» Given task
Your task is to output all the records below, word for word.

» Available records

((

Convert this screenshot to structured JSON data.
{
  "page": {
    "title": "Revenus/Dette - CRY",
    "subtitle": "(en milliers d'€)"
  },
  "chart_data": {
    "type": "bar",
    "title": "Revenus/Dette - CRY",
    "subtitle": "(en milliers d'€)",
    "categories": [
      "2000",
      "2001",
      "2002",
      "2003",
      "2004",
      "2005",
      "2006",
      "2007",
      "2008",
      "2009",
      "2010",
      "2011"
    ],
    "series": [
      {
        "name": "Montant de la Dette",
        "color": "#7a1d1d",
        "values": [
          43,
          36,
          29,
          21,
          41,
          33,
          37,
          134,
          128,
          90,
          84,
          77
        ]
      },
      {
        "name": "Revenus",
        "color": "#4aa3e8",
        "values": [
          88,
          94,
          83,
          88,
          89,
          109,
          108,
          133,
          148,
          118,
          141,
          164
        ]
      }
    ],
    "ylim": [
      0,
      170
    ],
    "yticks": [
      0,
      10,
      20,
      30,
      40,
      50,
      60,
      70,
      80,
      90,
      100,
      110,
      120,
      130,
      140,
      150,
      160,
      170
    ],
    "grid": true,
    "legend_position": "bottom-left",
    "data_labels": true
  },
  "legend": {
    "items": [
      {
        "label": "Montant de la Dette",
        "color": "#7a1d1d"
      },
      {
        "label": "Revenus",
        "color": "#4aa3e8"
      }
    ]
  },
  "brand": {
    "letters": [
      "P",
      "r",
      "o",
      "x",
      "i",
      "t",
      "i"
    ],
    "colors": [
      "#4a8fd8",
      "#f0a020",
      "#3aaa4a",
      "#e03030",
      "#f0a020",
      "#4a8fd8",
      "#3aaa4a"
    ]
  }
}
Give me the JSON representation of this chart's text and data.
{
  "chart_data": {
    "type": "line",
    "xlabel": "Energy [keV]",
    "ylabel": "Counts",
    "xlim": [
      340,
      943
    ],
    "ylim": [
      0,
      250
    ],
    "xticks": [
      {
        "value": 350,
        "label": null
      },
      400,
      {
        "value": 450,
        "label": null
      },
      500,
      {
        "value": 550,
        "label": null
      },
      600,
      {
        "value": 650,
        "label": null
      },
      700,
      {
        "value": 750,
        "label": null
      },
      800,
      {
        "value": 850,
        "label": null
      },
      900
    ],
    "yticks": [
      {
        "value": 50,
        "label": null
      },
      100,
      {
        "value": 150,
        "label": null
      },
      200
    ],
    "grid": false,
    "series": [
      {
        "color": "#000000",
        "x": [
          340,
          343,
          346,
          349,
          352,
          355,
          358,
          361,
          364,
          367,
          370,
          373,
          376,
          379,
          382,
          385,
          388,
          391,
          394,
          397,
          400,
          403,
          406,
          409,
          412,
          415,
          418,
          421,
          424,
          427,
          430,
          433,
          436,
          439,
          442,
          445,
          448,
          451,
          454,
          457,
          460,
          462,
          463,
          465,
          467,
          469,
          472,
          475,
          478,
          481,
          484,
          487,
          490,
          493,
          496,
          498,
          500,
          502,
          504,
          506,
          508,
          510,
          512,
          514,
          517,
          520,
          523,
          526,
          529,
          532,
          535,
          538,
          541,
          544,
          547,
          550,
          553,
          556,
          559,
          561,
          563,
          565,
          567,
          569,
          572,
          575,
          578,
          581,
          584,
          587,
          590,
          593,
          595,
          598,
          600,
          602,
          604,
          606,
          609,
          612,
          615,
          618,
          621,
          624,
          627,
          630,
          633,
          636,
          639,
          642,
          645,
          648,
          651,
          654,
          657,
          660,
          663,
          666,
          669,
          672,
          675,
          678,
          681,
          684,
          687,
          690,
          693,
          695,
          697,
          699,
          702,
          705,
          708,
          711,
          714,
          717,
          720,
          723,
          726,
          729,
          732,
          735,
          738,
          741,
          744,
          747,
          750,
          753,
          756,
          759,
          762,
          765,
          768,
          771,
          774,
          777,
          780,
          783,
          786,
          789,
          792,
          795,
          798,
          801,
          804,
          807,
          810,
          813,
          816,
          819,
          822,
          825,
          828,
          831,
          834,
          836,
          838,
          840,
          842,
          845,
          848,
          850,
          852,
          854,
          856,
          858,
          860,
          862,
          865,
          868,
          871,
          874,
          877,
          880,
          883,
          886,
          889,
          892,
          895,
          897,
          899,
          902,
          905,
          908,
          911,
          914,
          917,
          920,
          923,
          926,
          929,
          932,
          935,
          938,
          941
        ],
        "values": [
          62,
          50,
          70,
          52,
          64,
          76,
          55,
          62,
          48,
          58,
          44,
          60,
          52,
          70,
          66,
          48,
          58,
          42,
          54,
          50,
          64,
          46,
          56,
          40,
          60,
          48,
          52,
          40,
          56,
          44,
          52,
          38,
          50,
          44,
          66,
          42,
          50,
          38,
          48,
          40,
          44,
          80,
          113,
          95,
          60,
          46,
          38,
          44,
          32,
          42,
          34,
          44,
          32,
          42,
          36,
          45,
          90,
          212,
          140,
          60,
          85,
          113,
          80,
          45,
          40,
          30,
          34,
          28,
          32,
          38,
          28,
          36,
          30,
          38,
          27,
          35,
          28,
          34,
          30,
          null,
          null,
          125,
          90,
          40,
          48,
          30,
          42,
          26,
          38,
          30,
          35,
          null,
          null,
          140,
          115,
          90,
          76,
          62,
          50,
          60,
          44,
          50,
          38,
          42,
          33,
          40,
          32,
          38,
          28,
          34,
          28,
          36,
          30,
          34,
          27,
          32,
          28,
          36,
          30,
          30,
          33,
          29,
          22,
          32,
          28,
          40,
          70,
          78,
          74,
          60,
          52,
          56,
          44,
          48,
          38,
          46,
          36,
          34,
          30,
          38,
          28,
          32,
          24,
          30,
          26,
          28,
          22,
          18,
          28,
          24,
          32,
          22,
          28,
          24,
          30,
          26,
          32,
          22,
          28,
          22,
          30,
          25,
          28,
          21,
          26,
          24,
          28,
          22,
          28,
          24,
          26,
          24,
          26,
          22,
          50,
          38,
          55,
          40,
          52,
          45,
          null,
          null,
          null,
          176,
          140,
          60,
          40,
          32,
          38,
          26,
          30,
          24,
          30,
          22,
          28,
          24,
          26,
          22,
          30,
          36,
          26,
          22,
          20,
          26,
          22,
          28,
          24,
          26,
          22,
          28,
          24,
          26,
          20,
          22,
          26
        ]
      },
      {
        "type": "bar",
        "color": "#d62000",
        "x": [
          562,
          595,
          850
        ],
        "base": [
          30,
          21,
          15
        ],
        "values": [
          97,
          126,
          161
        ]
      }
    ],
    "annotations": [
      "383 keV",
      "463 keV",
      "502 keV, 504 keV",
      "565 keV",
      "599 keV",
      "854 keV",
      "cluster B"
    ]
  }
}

))

» Reply
Convert this screenshot to structured JSON data.
{
  "page": {
    "title": "Revenus/Dette - CRY",
    "subtitle": "(en milliers d'€)"
  },
  "chart_data": {
    "type": "bar",
    "title": "Revenus/Dette - CRY",
    "subtitle": "(en milliers d'€)",
    "categories": [
      "2000",
      "2001",
      "2002",
      "2003",
      "2004",
      "2005",
      "2006",
      "2007",
      "2008",
      "2009",
      "2010",
      "2011"
    ],
    "series": [
      {
        "name": "Montant de la Dette",
        "color": "#7a1d1d",
        "values": [
          43,
          36,
          29,
          21,
          41,
          33,
          37,
          134,
          128,
          90,
          84,
          77
        ]
      },
      {
        "name": "Revenus",
        "color": "#4aa3e8",
        "values": [
          88,
          94,
          83,
          88,
          89,
          109,
          108,
          133,
          148,
          118,
          141,
          164
        ]
      }
    ],
    "ylim": [
      0,
      170
    ],
    "yticks": [
      0,
      10,
      20,
      30,
      40,
      50,
      60,
      70,
      80,
      90,
      100,
      110,
      120,
      130,
      140,
      150,
      160,
      170
    ],
    "grid": true,
    "legend_position": "bottom-left",
    "data_labels": true
  },
  "legend": {
    "items": [
      {
        "label": "Montant de la Dette",
        "color": "#7a1d1d"
      },
      {
        "label": "Revenus",
        "color": "#4aa3e8"
      }
    ]
  },
  "brand": {
    "letters": [
      "P",
      "r",
      "o",
      "x",
      "i",
      "t",
      "i"
    ],
    "colors": [
      "#4a8fd8",
      "#f0a020",
      "#3aaa4a",
      "#e03030",
      "#f0a020",
      "#4a8fd8",
      "#3aaa4a"
    ]
  }
}
Give me the JSON representation of this chart's text and data.
{
  "chart_data": {
    "type": "line",
    "xlabel": "Energy [keV]",
    "ylabel": "Counts",
    "xlim": [
      340,
      943
    ],
    "ylim": [
      0,
      250
    ],
    "xticks": [
      {
        "value": 350,
        "label": null
      },
      400,
      {
        "value": 450,
        "label": null
      },
      500,
      {
        "value": 550,
        "label": null
      },
      600,
      {
        "value": 650,
        "label": null
      },
      700,
      {
        "value": 750,
        "label": null
      },
      800,
      {
        "value": 850,
        "label": null
      },
      900
    ],
    "yticks": [
      {
        "value": 50,
        "label": null
      },
      100,
      {
        "value": 150,
        "label": null
      },
      200
    ],
    "grid": false,
    "series": [
      {
        "color": "#000000",
        "x": [
          340,
          343,
          346,
          349,
          352,
          355,
          358,
          361,
          364,
          367,
          370,
          373,
          376,
          379,
          382,
          385,
          388,
          391,
          394,
          397,
          400,
          403,
          406,
          409,
          412,
          415,
          418,
          421,
          424,
          427,
          430,
          433,
          436,
          439,
          442,
          445,
          448,
          451,
          454,
          457,
          460,
          462,
          463,
          465,
          467,
          469,
          472,
          475,
          478,
          481,
          484,
          487,
          490,
          493,
          496,
          498,
          500,
          502,
          504,
          506,
          508,
          510,
          512,
          514,
          517,
          520,
          523,
          526,
          529,
          532,
          535,
          538,
          541,
          544,
          547,
          550,
          553,
          556,
          559,
          561,
          563,
          565,
          567,
          569,
          572,
          575,
          578,
          581,
          584,
          587,
          590,
          593,
          595,
          598,
          600,
          602,
          604,
          606,
          609,
          612,
          615,
          618,
          621,
          624,
          627,
          630,
          633,
          636,
          639,
          642,
          645,
          648,
          651,
          654,
          657,
          660,
          663,
          666,
          669,
          672,
          675,
          678,
          681,
          684,
          687,
          690,
          693,
          695,
          697,
          699,
          702,
          705,
          708,
          711,
          714,
          717,
          720,
          723,
          726,
          729,
          732,
          735,
          738,
          741,
          744,
          747,
          750,
          753,
          756,
          759,
          762,
          765,
          768,
          771,
          774,
          777,
          780,
          783,
          786,
          789,
          792,
          795,
          798,
          801,
          804,
          807,
          810,
          813,
          816,
          819,
          822,
          825,
          828,
          831,
          834,
          836,
          838,
          840,
          842,
          845,
          848,
          850,
          852,
          854,
          856,
          858,
          860,
          862,
          865,
          868,
          871,
          874,
          877,
          880,
          883,
          886,
          889,
          892,
          895,
          897,
          899,
          902,
          905,
          908,
          911,
          914,
          917,
          920,
          923,
          926,
          929,
          932,
          935,
          938,
          941
        ],
        "values": [
          62,
          50,
          70,
          52,
          64,
          76,
          55,
          62,
          48,
          58,
          44,
          60,
          52,
          70,
          66,
          48,
          58,
          42,
          54,
          50,
          64,
          46,
          56,
          40,
          60,
          48,
          52,
          40,
          56,
          44,
          52,
          38,
          50,
          44,
          66,
          42,
          50,
          38,
          48,
          40,
          44,
          80,
          113,
          95,
          60,
          46,
          38,
          44,
          32,
          42,
          34,
          44,
          32,
          42,
          36,
          45,
          90,
          212,
          140,
          60,
          85,
          113,
          80,
          45,
          40,
          30,
          34,
          28,
          32,
          38,
          28,
          36,
          30,
          38,
          27,
          35,
          28,
          34,
          30,
          null,
          null,
          125,
          90,
          40,
          48,
          30,
          42,
          26,
          38,
          30,
          35,
          null,
          null,
          140,
          115,
          90,
          76,
          62,
          50,
          60,
          44,
          50,
          38,
          42,
          33,
          40,
          32,
          38,
          28,
          34,
          28,
          36,
          30,
          34,
          27,
          32,
          28,
          36,
          30,
          30,
          33,
          29,
          22,
          32,
          28,
          40,
          70,
          78,
          74,
          60,
          52,
          56,
          44,
          48,
          38,
          46,
          36,
          34,
          30,
          38,
          28,
          32,
          24,
          30,
          26,
          28,
          22,
          18,
          28,
          24,
          32,
          22,
          28,
          24,
          30,
          26,
          32,
          22,
          28,
          22,
          30,
          25,
          28,
          21,
          26,
          24,
          28,
          22,
          28,
          24,
          26,
          24,
          26,
          22,
          50,
          38,
          55,
          40,
          52,
          45,
          null,
          null,
          null,
          176,
          140,
          60,
          40,
          32,
          38,
          26,
          30,
          24,
          30,
          22,
          28,
          24,
          26,
          22,
          30,
          36,
          26,
          22,
          20,
          26,
          22,
          28,
          24,
          26,
          22,
          28,
          24,
          26,
          20,
          22,
          26
        ]
      },
      {
        "type": "bar",
        "color": "#d62000",
        "x": [
          562,
          595,
          850
        ],
        "base": [
          30,
          21,
          15
        ],
        "values": [
          97,
          126,
          161
        ]
      }
    ],
    "annotations": [
      "383 keV",
      "463 keV",
      "502 keV, 504 keV",
      "565 keV",
      "599 keV",
      "854 keV",
      "cluster B"
    ]
  }
}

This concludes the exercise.